## RAW DATA
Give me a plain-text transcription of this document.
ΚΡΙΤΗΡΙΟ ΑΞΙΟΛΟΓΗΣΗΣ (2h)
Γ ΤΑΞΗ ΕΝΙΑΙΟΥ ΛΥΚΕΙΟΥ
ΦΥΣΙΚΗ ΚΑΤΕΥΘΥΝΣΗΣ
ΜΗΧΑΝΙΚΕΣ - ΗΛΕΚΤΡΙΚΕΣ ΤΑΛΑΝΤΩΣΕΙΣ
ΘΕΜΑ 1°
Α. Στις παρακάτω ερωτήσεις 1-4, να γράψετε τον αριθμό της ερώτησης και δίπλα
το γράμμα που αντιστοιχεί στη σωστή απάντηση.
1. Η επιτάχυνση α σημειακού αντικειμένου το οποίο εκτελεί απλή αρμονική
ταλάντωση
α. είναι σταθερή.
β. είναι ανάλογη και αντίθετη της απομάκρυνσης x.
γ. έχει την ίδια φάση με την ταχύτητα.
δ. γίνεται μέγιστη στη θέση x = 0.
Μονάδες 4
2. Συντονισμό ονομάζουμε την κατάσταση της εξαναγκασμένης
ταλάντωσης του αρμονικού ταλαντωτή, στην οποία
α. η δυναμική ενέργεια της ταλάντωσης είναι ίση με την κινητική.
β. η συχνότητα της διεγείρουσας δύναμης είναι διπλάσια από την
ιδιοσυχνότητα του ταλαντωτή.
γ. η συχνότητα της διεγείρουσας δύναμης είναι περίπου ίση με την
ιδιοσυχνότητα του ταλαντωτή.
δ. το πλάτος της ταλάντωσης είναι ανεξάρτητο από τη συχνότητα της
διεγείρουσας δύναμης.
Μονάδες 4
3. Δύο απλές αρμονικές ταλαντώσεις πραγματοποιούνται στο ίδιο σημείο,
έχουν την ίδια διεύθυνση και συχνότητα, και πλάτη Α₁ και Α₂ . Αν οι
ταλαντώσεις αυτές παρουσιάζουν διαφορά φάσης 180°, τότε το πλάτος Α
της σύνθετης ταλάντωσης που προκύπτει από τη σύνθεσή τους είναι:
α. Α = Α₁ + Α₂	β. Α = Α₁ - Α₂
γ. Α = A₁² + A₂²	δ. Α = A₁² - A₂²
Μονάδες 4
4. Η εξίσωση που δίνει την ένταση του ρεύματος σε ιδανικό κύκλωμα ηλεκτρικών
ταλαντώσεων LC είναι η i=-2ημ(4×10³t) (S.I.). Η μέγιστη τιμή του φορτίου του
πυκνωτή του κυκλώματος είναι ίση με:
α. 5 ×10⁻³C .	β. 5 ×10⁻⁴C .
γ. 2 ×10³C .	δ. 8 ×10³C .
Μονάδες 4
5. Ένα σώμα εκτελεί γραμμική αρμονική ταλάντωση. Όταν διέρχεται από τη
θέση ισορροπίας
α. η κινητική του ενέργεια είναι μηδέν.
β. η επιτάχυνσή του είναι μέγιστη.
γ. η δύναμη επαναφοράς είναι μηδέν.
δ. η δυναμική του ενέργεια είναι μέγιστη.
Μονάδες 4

## AIM
Repeat each record in full; every line must match exactly.

## THE REPLY
Give me a plain-text transcription of this document.
ΚΡΙΤΗΡΙΟ ΑΞΙΟΛΟΓΗΣΗΣ (2h)
Γ ΤΑΞΗ ΕΝΙΑΙΟΥ ΛΥΚΕΙΟΥ
ΦΥΣΙΚΗ ΚΑΤΕΥΘΥΝΣΗΣ
ΜΗΧΑΝΙΚΕΣ - ΗΛΕΚΤΡΙΚΕΣ ΤΑΛΑΝΤΩΣΕΙΣ
ΘΕΜΑ 1°
Α. Στις παρακάτω ερωτήσεις 1-4, να γράψετε τον αριθμό της ερώτησης και δίπλα
το γράμμα που αντιστοιχεί στη σωστή απάντηση.
1. Η επιτάχυνση α σημειακού αντικειμένου το οποίο εκτελεί απλή αρμονική
ταλάντωση
α. είναι σταθερή.
β. είναι ανάλογη και αντίθετη της απομάκρυνσης x.
γ. έχει την ίδια φάση με την ταχύτητα.
δ. γίνεται μέγιστη στη θέση x = 0.
Μονάδες 4
2. Συντονισμό ονομάζουμε την κατάσταση της εξαναγκασμένης
ταλάντωσης του αρμονικού ταλαντωτή, στην οποία
α. η δυναμική ενέργεια της ταλάντωσης είναι ίση με την κινητική.
β. η συχνότητα της διεγείρουσας δύναμης είναι διπλάσια από την
ιδιοσυχνότητα του ταλαντωτή.
γ. η συχνότητα της διεγείρουσας δύναμης είναι περίπου ίση με την
ιδιοσυχνότητα του ταλαντωτή.
δ. το πλάτος της ταλάντωσης είναι ανεξάρτητο από τη συχνότητα της
διεγείρουσας δύναμης.
Μονάδες 4
3. Δύο απλές αρμονικές ταλαντώσεις πραγματοποιούνται στο ίδιο σημείο,
έχουν την ίδια διεύθυνση και συχνότητα, και πλάτη Α₁ και Α₂ . Αν οι
ταλαντώσεις αυτές παρουσιάζουν διαφορά φάσης 180°, τότε το πλάτος Α
της σύνθετης ταλάντωσης που προκύπτει από τη σύνθεσή τους είναι:
α. Α = Α₁ + Α₂	β. Α = Α₁ - Α₂
γ. Α = A₁² + A₂²	δ. Α = A₁² - A₂²
Μονάδες 4
4. Η εξίσωση που δίνει την ένταση του ρεύματος σε ιδανικό κύκλωμα ηλεκτρικών
ταλαντώσεων LC είναι η i=-2ημ(4×10³t) (S.I.). Η μέγιστη τιμή του φορτίου του
πυκνωτή του κυκλώματος είναι ίση με:
α. 5 ×10⁻³C .	β. 5 ×10⁻⁴C .
γ. 2 ×10³C .	δ. 8 ×10³C .
Μονάδες 4
5. Ένα σώμα εκτελεί γραμμική αρμονική ταλάντωση. Όταν διέρχεται από τη
θέση ισορροπίας
α. η κινητική του ενέργεια είναι μηδέν.
β. η επιτάχυνσή του είναι μέγιστη.
γ. η δύναμη επαναφοράς είναι μηδέν.
δ. η δυναμική του ενέργεια είναι μέγιστη.
Μονάδες 4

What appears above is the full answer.